> Job
Produce an exact copy of all the data below, dropping every image.

> Material
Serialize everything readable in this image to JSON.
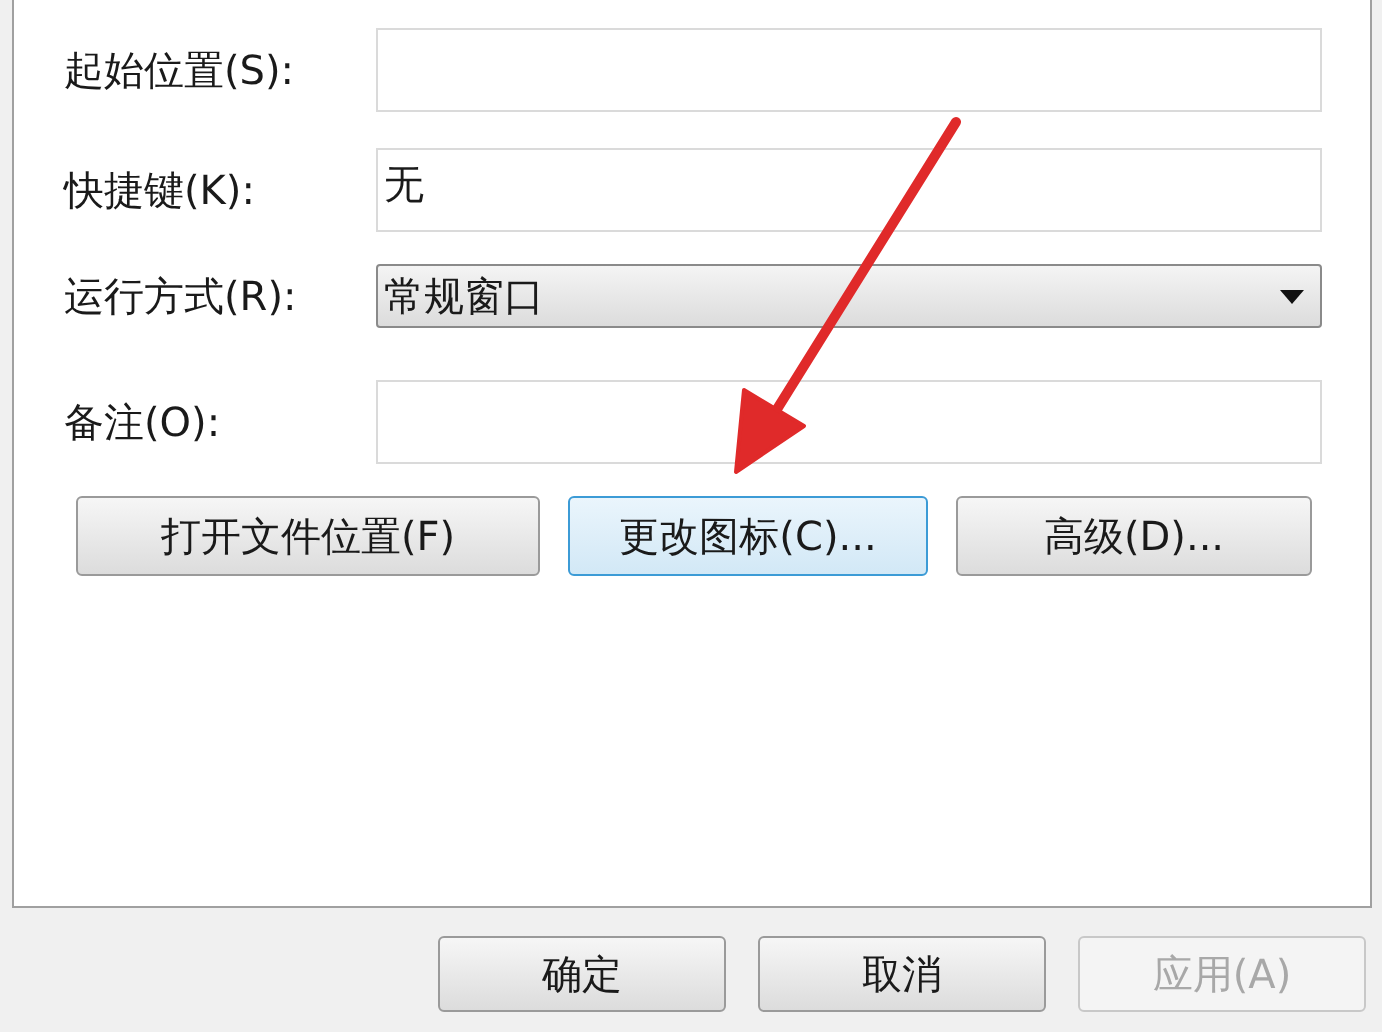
{
  "fields": [
    {
      "label": "起始位置(S):",
      "kind": "text"
    },
    {
      "label": "快捷键(K):",
      "kind": "text",
      "value": "无"
    },
    {
      "label": "运行方式(R):",
      "kind": "dropdown",
      "value": "常规窗口"
    },
    {
      "label": "备注(O):",
      "kind": "text"
    }
  ],
  "actions": [
    {
      "label": "打开文件位置(F)",
      "focused": false
    },
    {
      "label": "更改图标(C)...",
      "focused": true
    },
    {
      "label": "高级(D)...",
      "focused": false
    }
  ],
  "dialog_buttons": [
    {
      "label": "确定",
      "disabled": false
    },
    {
      "label": "取消",
      "disabled": false
    },
    {
      "label": "应用(A)",
      "disabled": true
    }
  ]
}
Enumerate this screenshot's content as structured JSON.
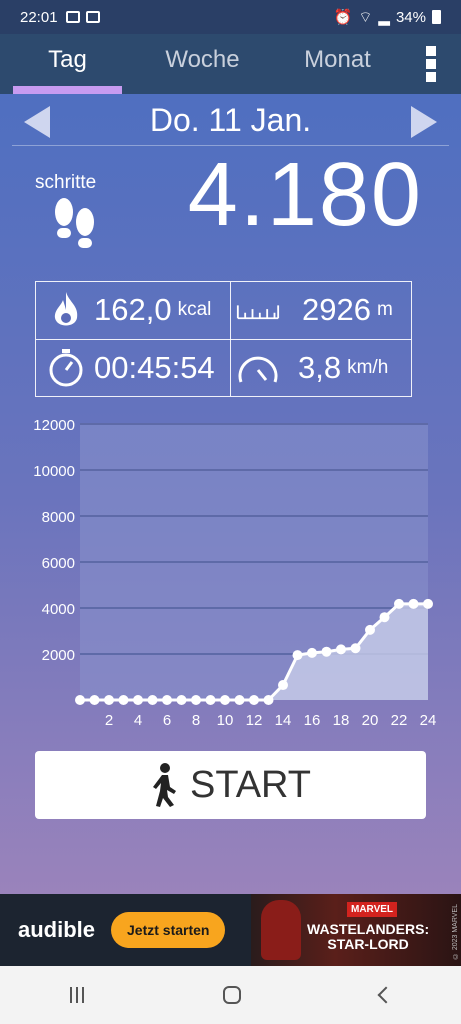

> Right answer
Serialize everything readable in this image to JSON.
{
  "fields": [
    {
      "label": "起始位置(S):",
      "kind": "text"
    },
    {
      "label": "快捷键(K):",
      "kind": "text",
      "value": "无"
    },
    {
      "label": "运行方式(R):",
      "kind": "dropdown",
      "value": "常规窗口"
    },
    {
      "label": "备注(O):",
      "kind": "text"
    }
  ],
  "actions": [
    {
      "label": "打开文件位置(F)",
      "focused": false
    },
    {
      "label": "更改图标(C)...",
      "focused": true
    },
    {
      "label": "高级(D)...",
      "focused": false
    }
  ],
  "dialog_buttons": [
    {
      "label": "确定",
      "disabled": false
    },
    {
      "label": "取消",
      "disabled": false
    },
    {
      "label": "应用(A)",
      "disabled": true
    }
  ]
}
Enumerate this screenshot's content as structured JSON.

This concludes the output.